- WHAT YOU ARE ASKED TO DO -
Keep only the lines of the data below that contain "JSON", and copy them.

═══

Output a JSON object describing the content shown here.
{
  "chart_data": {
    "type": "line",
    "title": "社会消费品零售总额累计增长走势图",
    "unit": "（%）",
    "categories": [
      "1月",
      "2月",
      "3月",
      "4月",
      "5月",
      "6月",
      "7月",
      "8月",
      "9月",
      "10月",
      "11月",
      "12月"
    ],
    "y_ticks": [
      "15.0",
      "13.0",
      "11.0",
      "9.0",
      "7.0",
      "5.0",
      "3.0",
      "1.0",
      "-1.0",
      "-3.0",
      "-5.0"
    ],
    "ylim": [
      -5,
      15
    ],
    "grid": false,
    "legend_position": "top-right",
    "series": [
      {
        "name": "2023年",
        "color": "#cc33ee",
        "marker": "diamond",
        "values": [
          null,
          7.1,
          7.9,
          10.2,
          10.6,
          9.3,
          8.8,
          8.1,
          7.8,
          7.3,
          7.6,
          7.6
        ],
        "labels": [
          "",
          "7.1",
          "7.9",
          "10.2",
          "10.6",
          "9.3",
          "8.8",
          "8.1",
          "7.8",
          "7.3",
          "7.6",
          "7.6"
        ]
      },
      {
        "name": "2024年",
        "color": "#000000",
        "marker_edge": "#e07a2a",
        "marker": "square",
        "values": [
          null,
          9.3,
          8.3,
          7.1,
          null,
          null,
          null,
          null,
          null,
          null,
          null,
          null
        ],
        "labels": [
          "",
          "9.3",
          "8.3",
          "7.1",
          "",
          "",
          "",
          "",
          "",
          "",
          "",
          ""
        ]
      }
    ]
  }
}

═══

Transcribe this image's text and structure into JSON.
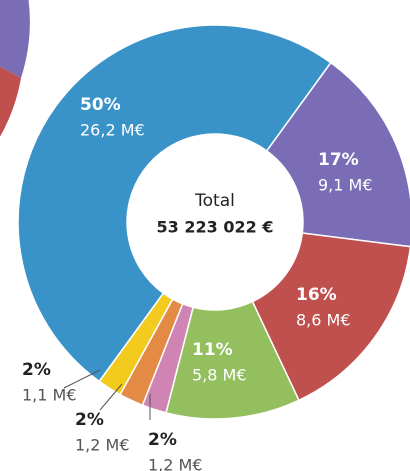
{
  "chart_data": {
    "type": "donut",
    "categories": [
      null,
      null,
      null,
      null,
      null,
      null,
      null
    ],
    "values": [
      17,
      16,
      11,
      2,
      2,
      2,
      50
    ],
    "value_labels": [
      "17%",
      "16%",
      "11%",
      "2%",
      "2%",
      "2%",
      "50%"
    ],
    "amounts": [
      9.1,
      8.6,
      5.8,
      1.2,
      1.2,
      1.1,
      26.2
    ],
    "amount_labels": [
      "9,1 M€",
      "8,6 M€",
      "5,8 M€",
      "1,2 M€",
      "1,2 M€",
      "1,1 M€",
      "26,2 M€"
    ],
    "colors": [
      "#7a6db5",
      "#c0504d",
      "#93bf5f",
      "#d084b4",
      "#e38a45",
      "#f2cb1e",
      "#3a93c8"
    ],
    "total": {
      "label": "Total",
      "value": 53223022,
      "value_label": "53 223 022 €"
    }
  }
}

═══

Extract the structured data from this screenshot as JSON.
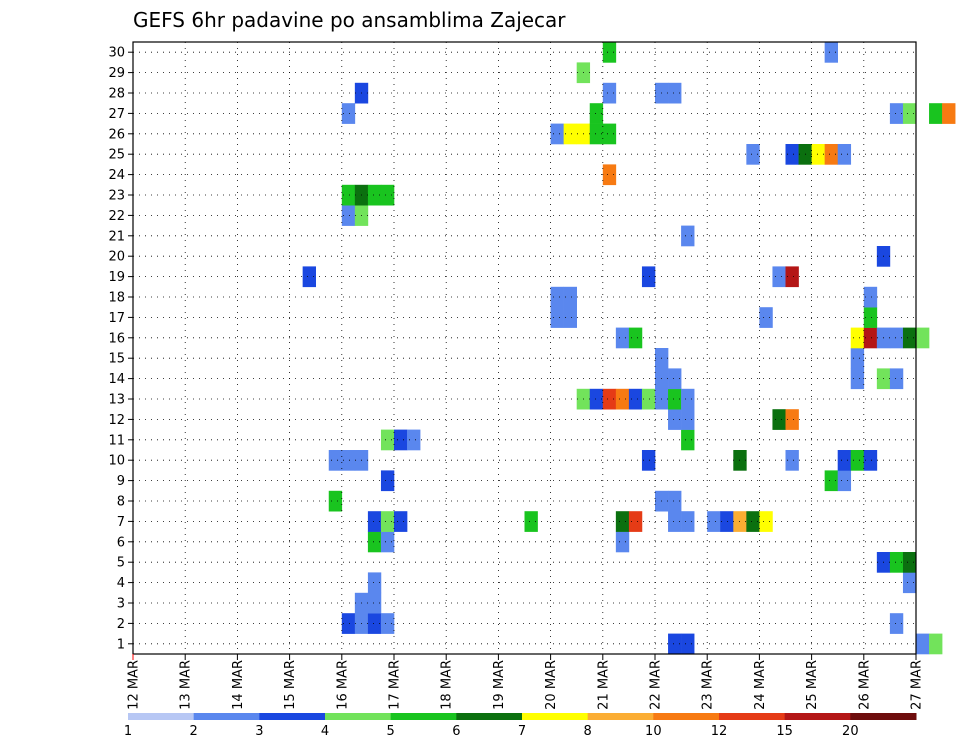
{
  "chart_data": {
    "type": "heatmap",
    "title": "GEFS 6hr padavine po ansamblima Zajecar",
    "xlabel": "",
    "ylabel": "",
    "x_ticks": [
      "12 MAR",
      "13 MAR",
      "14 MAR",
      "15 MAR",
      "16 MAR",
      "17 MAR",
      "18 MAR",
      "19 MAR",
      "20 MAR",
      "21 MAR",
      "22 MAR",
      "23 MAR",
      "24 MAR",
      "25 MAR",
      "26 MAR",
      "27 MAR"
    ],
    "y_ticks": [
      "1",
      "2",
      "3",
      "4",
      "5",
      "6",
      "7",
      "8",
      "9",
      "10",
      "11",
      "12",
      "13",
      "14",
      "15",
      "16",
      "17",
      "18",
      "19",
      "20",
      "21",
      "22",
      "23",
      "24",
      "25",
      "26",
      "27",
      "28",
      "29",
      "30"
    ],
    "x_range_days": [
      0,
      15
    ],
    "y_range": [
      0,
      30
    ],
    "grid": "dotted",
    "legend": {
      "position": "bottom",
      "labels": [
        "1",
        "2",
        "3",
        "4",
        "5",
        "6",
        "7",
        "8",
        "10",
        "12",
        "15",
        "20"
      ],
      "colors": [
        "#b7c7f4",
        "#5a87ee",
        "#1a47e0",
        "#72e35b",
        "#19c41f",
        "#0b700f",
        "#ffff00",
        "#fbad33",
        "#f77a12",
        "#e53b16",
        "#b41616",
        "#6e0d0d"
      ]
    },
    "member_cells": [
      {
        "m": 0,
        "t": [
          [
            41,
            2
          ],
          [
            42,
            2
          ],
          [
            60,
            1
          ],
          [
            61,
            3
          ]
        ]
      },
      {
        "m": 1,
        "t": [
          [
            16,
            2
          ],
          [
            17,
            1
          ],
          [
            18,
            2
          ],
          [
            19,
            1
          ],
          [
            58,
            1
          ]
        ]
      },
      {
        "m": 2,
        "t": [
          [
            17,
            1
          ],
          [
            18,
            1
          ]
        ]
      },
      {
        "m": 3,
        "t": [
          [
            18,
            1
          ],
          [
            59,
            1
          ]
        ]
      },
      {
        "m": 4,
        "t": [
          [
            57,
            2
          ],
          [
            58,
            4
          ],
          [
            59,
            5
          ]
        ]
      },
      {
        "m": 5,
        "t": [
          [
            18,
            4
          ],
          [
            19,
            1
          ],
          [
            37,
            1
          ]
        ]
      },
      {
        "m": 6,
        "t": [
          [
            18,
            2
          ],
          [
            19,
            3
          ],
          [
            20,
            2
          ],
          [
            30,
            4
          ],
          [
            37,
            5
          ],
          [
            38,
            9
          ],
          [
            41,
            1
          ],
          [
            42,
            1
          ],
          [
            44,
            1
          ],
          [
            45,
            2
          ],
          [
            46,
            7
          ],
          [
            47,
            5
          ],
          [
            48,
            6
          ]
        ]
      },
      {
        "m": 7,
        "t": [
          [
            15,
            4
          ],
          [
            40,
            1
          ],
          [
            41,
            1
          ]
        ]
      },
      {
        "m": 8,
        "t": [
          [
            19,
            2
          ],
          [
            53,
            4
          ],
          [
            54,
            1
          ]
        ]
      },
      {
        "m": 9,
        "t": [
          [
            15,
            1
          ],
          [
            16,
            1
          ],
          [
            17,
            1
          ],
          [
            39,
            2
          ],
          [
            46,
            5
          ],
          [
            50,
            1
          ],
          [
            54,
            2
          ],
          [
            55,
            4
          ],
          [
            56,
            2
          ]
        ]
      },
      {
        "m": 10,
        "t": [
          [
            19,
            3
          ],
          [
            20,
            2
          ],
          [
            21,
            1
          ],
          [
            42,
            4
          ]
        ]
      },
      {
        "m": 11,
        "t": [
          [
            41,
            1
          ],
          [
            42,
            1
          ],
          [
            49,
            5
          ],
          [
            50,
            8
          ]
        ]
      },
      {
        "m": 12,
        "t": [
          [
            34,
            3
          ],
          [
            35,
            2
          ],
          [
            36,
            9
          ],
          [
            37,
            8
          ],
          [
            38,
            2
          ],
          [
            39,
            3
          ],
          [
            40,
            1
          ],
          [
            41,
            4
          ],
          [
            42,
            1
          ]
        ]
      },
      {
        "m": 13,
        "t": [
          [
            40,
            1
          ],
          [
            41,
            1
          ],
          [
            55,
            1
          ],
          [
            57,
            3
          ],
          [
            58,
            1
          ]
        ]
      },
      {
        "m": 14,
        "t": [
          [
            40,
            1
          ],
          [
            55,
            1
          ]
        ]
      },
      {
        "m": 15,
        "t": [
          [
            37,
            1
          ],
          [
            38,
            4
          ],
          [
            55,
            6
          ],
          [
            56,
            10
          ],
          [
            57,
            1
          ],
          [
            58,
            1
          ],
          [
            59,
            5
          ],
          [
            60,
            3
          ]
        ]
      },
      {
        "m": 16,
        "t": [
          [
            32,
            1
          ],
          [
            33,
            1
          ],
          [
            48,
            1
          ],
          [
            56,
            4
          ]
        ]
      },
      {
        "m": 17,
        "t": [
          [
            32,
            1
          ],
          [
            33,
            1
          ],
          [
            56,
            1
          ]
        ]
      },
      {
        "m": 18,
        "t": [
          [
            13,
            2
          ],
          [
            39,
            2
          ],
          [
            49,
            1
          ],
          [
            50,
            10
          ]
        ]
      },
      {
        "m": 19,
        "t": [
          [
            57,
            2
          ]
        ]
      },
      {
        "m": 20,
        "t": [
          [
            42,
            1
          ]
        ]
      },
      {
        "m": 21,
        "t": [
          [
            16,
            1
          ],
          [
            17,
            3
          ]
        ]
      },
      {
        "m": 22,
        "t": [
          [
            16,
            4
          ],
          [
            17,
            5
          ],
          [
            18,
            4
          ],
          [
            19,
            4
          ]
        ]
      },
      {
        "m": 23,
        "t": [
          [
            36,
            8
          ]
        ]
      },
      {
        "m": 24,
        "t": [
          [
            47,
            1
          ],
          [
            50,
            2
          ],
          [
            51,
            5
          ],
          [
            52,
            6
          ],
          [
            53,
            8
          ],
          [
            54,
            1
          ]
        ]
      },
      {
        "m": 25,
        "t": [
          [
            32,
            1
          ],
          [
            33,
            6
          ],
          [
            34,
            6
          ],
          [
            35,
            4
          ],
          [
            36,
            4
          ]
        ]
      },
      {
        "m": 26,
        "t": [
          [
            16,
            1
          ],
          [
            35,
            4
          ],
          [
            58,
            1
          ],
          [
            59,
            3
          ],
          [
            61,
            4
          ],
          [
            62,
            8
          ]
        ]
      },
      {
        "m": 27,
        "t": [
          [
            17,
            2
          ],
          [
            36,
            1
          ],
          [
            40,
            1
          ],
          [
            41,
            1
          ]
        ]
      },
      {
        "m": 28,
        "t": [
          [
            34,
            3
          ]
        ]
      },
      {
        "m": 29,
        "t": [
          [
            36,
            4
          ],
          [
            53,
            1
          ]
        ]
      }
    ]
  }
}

═══

- IN RESPONSE -
Output a JSON object describing the content shown here.
Transcribe this image's text and structure into JSON.
Extract the structured data from this screenshot as JSON.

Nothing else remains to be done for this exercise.